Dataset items
——

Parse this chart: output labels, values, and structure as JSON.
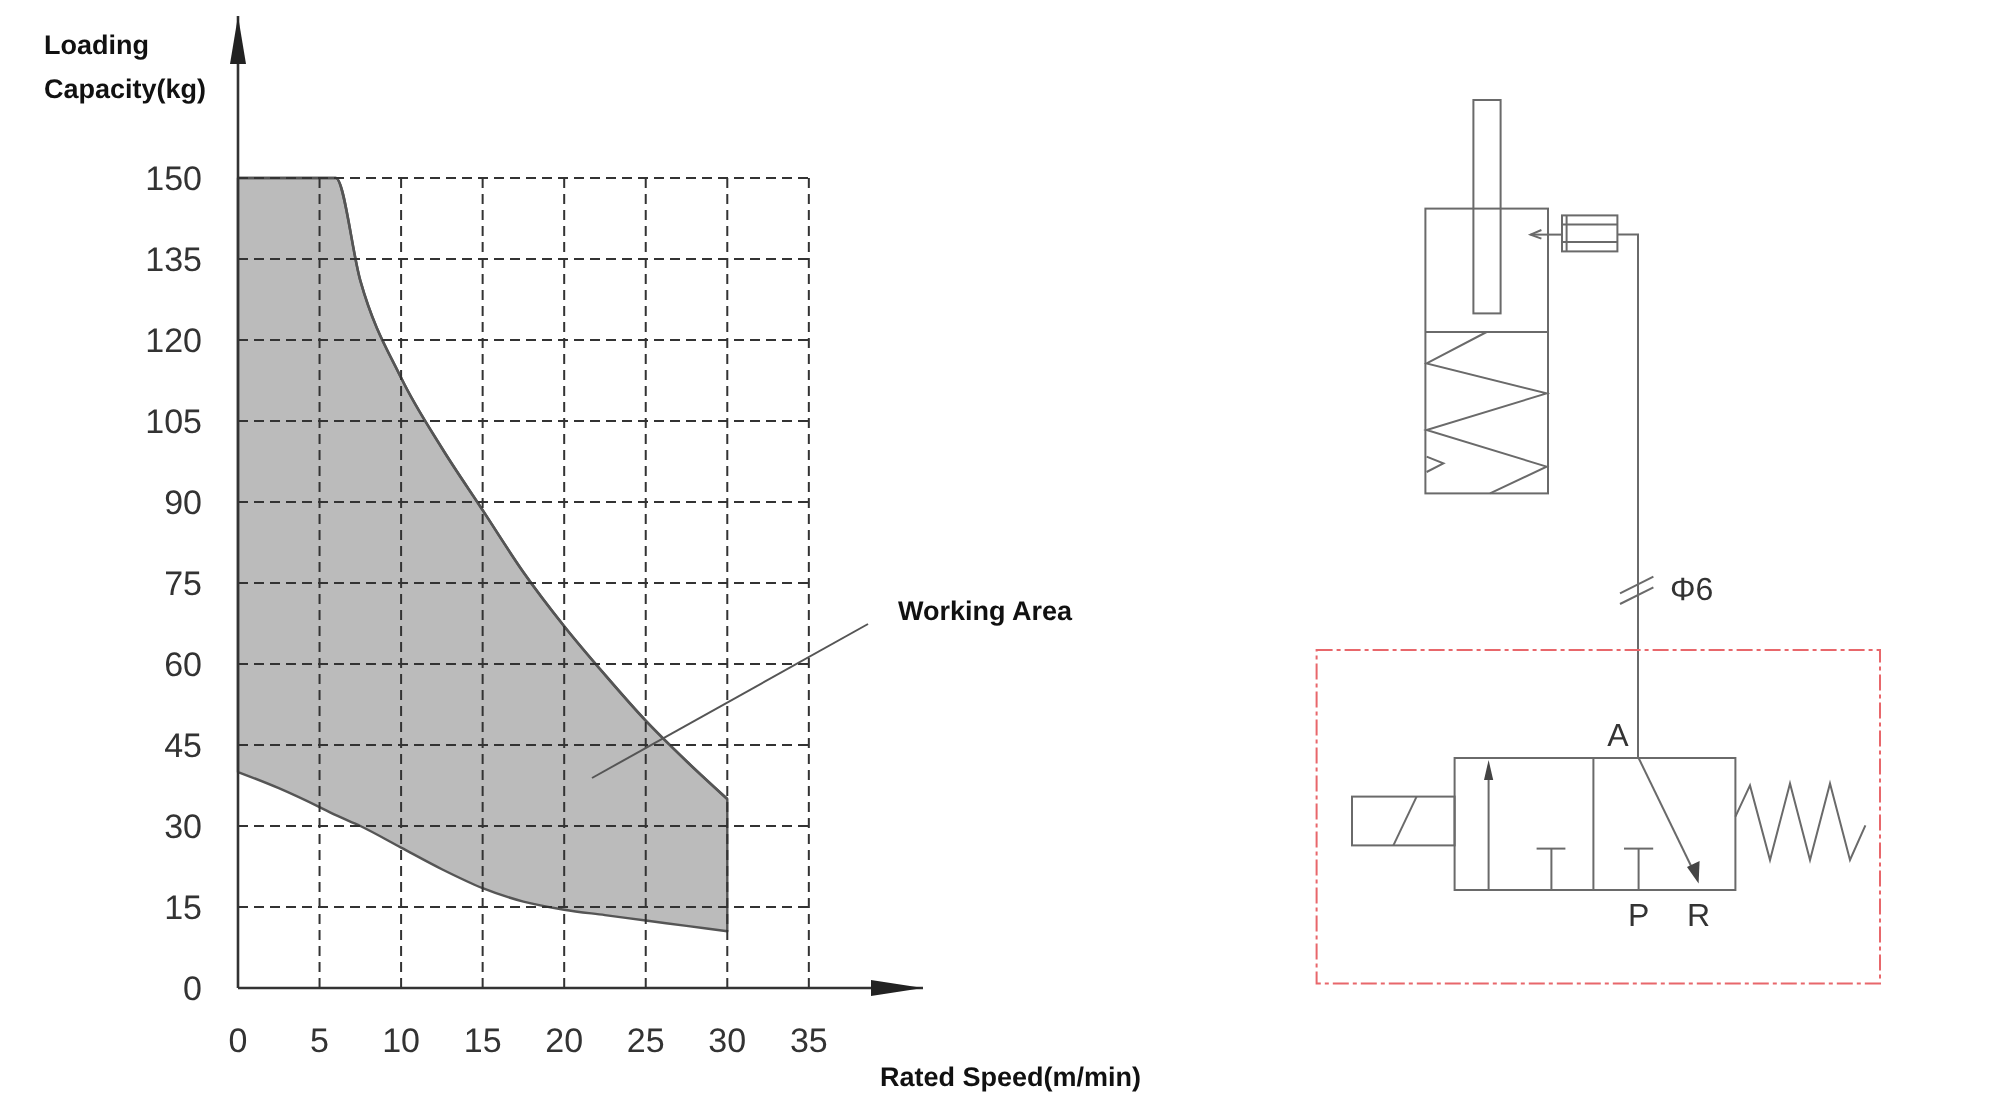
{
  "chart_data": {
    "type": "line",
    "xlabel": "Rated Speed(m/min)",
    "ylabel": "Loading Capacity(kg)",
    "x": [
      0,
      2.5,
      5,
      6,
      7.5,
      10,
      12.5,
      15,
      17.5,
      20,
      22.5,
      25,
      27.5,
      30
    ],
    "series": [
      {
        "color": "#555555",
        "values": [
          150,
          150,
          150,
          150,
          131,
          113,
          100,
          88.5,
          77,
          67,
          58,
          49.5,
          42,
          35
        ],
        "lower": [
          40,
          37,
          33.5,
          32,
          30,
          26,
          22,
          18.5,
          16,
          14.5,
          13.5,
          12.5,
          11.5,
          10.5
        ],
        "upper": [
          150,
          150,
          150,
          150,
          131,
          113,
          100,
          88.5,
          77,
          67,
          58,
          49.5,
          42,
          35
        ]
      }
    ],
    "xlim": [
      0,
      42
    ],
    "ylim": [
      0,
      180
    ],
    "xticks": [
      0,
      5,
      10,
      15,
      20,
      25,
      30,
      35
    ],
    "yticks": [
      0,
      15,
      30,
      45,
      60,
      75,
      90,
      105,
      120,
      135,
      150
    ],
    "grid": true,
    "annotations": [
      "Working Area",
      "Φ6",
      "A",
      "P",
      "R"
    ]
  }
}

——

*STATED EXERCISE*:
Reproduce every record word for word. The copy must contain no pictures.

*WRITTEN REPLY*:
Parse this chart: output labels, values, and structure as JSON.
{
  "chart_data": {
    "type": "line",
    "xlabel": "Rated Speed(m/min)",
    "ylabel": "Loading Capacity(kg)",
    "x": [
      0,
      2.5,
      5,
      6,
      7.5,
      10,
      12.5,
      15,
      17.5,
      20,
      22.5,
      25,
      27.5,
      30
    ],
    "series": [
      {
        "color": "#555555",
        "values": [
          150,
          150,
          150,
          150,
          131,
          113,
          100,
          88.5,
          77,
          67,
          58,
          49.5,
          42,
          35
        ],
        "lower": [
          40,
          37,
          33.5,
          32,
          30,
          26,
          22,
          18.5,
          16,
          14.5,
          13.5,
          12.5,
          11.5,
          10.5
        ],
        "upper": [
          150,
          150,
          150,
          150,
          131,
          113,
          100,
          88.5,
          77,
          67,
          58,
          49.5,
          42,
          35
        ]
      }
    ],
    "xlim": [
      0,
      42
    ],
    "ylim": [
      0,
      180
    ],
    "xticks": [
      0,
      5,
      10,
      15,
      20,
      25,
      30,
      35
    ],
    "yticks": [
      0,
      15,
      30,
      45,
      60,
      75,
      90,
      105,
      120,
      135,
      150
    ],
    "grid": true,
    "annotations": [
      "Working Area",
      "Φ6",
      "A",
      "P",
      "R"
    ]
  }
}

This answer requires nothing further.